## WHAT IS ASKED
Repeat the material below exactly, with no pictures.

*** RECORD SET

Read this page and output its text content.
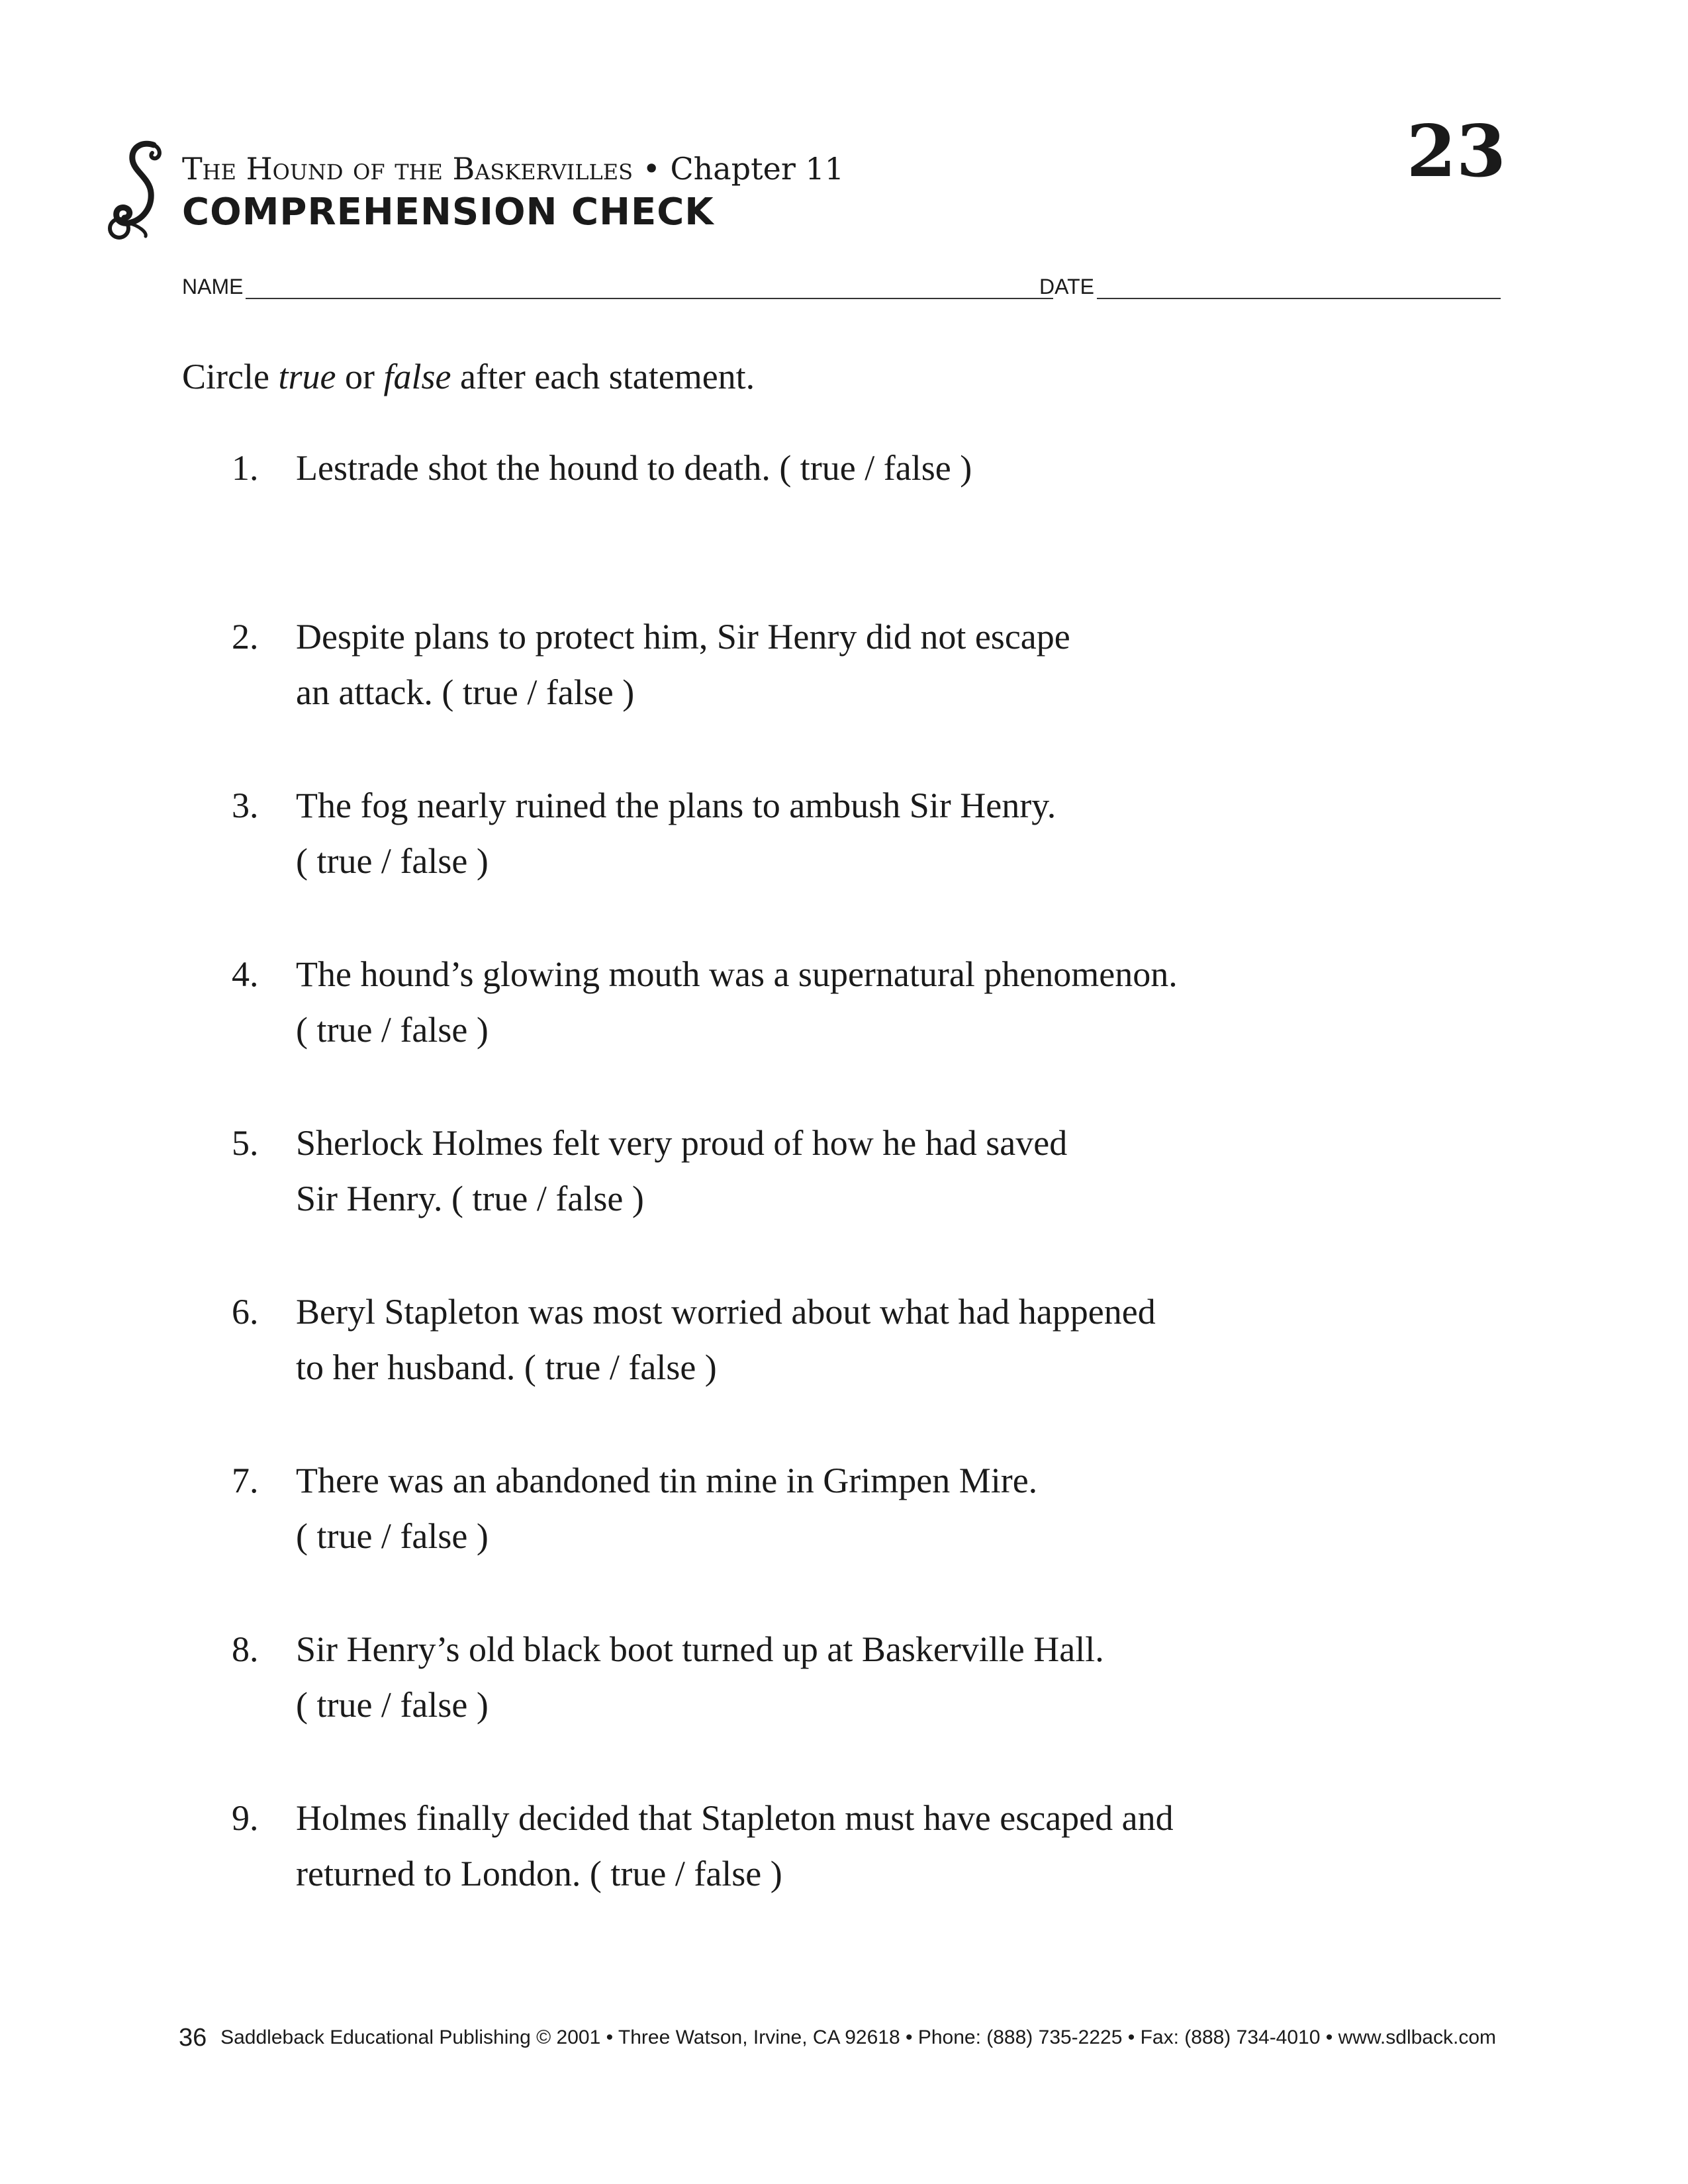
The Hound of the Baskervilles • Chapter 11
COMPREHENSION CHECK
23
NAME	DATE
Circle true or false after each statement.
1.	Lestrade shot the hound to death. ( true / false )
2.	Despite plans to protect him, Sir Henry did not escape
an attack. ( true / false )
3.	The fog nearly ruined the plans to ambush Sir Henry.
( true / false )
4.	The hound’s glowing mouth was a supernatural phenomenon.
( true / false )
5.	Sherlock Holmes felt very proud of how he had saved
Sir Henry. ( true / false )
6.	Beryl Stapleton was most worried about what had happened
to her husband. ( true / false )
7.	There was an abandoned tin mine in Grimpen Mire.
( true / false )
8.	Sir Henry’s old black boot turned up at Baskerville Hall.
( true / false )
9.	Holmes finally decided that Stapleton must have escaped and
returned to London. ( true / false )
36 Saddleback Educational Publishing © 2001 • Three Watson, Irvine, CA 92618 • Phone: (888) 735-2225 • Fax: (888) 734-4010 • www.sdlback.com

******

## FINISHED EXERCISE
Read this page and output its text content.
The Hound of the Baskervilles • Chapter 11
COMPREHENSION CHECK
23
NAME	DATE
Circle true or false after each statement.
1.	Lestrade shot the hound to death. ( true / false )
2.	Despite plans to protect him, Sir Henry did not escape
an attack. ( true / false )
3.	The fog nearly ruined the plans to ambush Sir Henry.
( true / false )
4.	The hound’s glowing mouth was a supernatural phenomenon.
( true / false )
5.	Sherlock Holmes felt very proud of how he had saved
Sir Henry. ( true / false )
6.	Beryl Stapleton was most worried about what had happened
to her husband. ( true / false )
7.	There was an abandoned tin mine in Grimpen Mire.
( true / false )
8.	Sir Henry’s old black boot turned up at Baskerville Hall.
( true / false )
9.	Holmes finally decided that Stapleton must have escaped and
returned to London. ( true / false )
36 Saddleback Educational Publishing © 2001 • Three Watson, Irvine, CA 92618 • Phone: (888) 735-2225 • Fax: (888) 734-4010 • www.sdlback.com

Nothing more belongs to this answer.